### What you will do
Leave out any pictures and transcribe all other data below exactly.

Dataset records

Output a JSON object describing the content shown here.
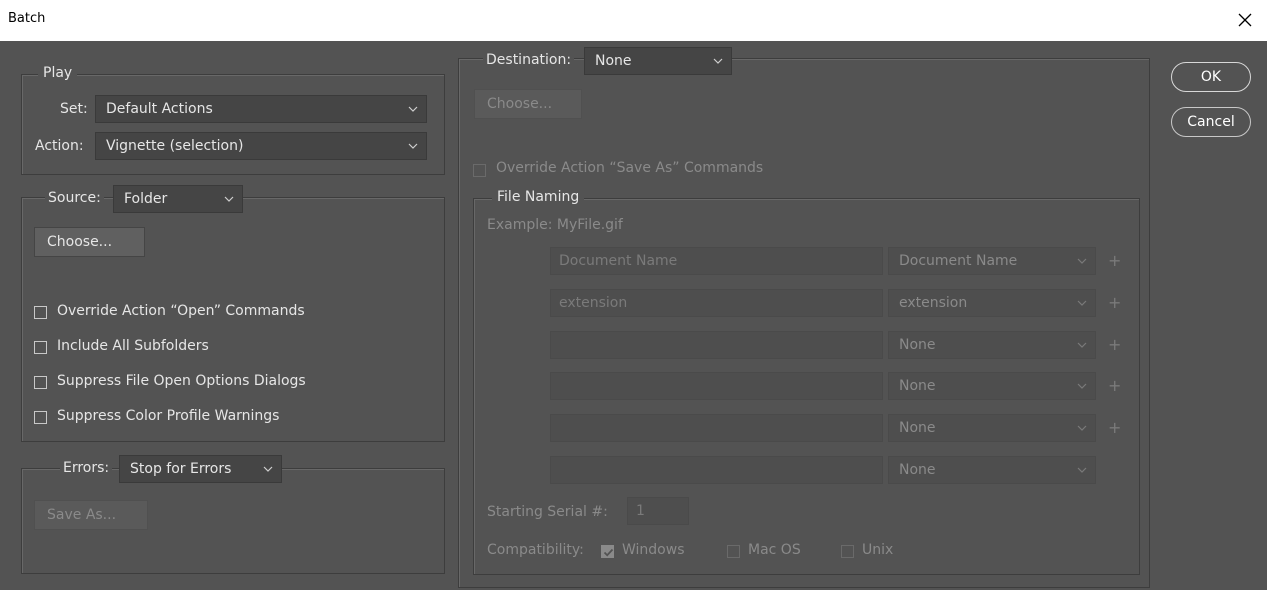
{
  "window": {
    "title": "Batch"
  },
  "play": {
    "legend": "Play",
    "set_label": "Set:",
    "set_value": "Default Actions",
    "action_label": "Action:",
    "action_value": "Vignette (selection)"
  },
  "source": {
    "label": "Source:",
    "value": "Folder",
    "choose_label": "Choose...",
    "checkboxes": [
      {
        "label": "Override Action “Open” Commands",
        "checked": false
      },
      {
        "label": "Include All Subfolders",
        "checked": false
      },
      {
        "label": "Suppress File Open Options Dialogs",
        "checked": false
      },
      {
        "label": "Suppress Color Profile Warnings",
        "checked": false
      }
    ]
  },
  "errors": {
    "label": "Errors:",
    "value": "Stop for Errors",
    "save_as_label": "Save As..."
  },
  "destination": {
    "label": "Destination:",
    "value": "None",
    "choose_label": "Choose...",
    "override_label": "Override Action “Save As” Commands",
    "override_checked": false
  },
  "file_naming": {
    "legend": "File Naming",
    "example": "Example: MyFile.gif",
    "rows": [
      {
        "field": "Document Name",
        "select": "Document Name",
        "plus": "+"
      },
      {
        "field": "extension",
        "select": "extension",
        "plus": "+"
      },
      {
        "field": "",
        "select": "None",
        "plus": "+"
      },
      {
        "field": "",
        "select": "None",
        "plus": "+"
      },
      {
        "field": "",
        "select": "None",
        "plus": "+"
      },
      {
        "field": "",
        "select": "None",
        "plus": ""
      }
    ],
    "serial_label": "Starting Serial #:",
    "serial_value": "1",
    "compat_label": "Compatibility:",
    "compat": [
      {
        "label": "Windows",
        "checked": true
      },
      {
        "label": "Mac OS",
        "checked": false
      },
      {
        "label": "Unix",
        "checked": false
      }
    ]
  },
  "buttons": {
    "ok": "OK",
    "cancel": "Cancel"
  }
}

### Answer to the problem
Output a JSON object describing the content shown here.
{
  "window": {
    "title": "Batch"
  },
  "play": {
    "legend": "Play",
    "set_label": "Set:",
    "set_value": "Default Actions",
    "action_label": "Action:",
    "action_value": "Vignette (selection)"
  },
  "source": {
    "label": "Source:",
    "value": "Folder",
    "choose_label": "Choose...",
    "checkboxes": [
      {
        "label": "Override Action “Open” Commands",
        "checked": false
      },
      {
        "label": "Include All Subfolders",
        "checked": false
      },
      {
        "label": "Suppress File Open Options Dialogs",
        "checked": false
      },
      {
        "label": "Suppress Color Profile Warnings",
        "checked": false
      }
    ]
  },
  "errors": {
    "label": "Errors:",
    "value": "Stop for Errors",
    "save_as_label": "Save As..."
  },
  "destination": {
    "label": "Destination:",
    "value": "None",
    "choose_label": "Choose...",
    "override_label": "Override Action “Save As” Commands",
    "override_checked": false
  },
  "file_naming": {
    "legend": "File Naming",
    "example": "Example: MyFile.gif",
    "rows": [
      {
        "field": "Document Name",
        "select": "Document Name",
        "plus": "+"
      },
      {
        "field": "extension",
        "select": "extension",
        "plus": "+"
      },
      {
        "field": "",
        "select": "None",
        "plus": "+"
      },
      {
        "field": "",
        "select": "None",
        "plus": "+"
      },
      {
        "field": "",
        "select": "None",
        "plus": "+"
      },
      {
        "field": "",
        "select": "None",
        "plus": ""
      }
    ],
    "serial_label": "Starting Serial #:",
    "serial_value": "1",
    "compat_label": "Compatibility:",
    "compat": [
      {
        "label": "Windows",
        "checked": true
      },
      {
        "label": "Mac OS",
        "checked": false
      },
      {
        "label": "Unix",
        "checked": false
      }
    ]
  },
  "buttons": {
    "ok": "OK",
    "cancel": "Cancel"
  }
}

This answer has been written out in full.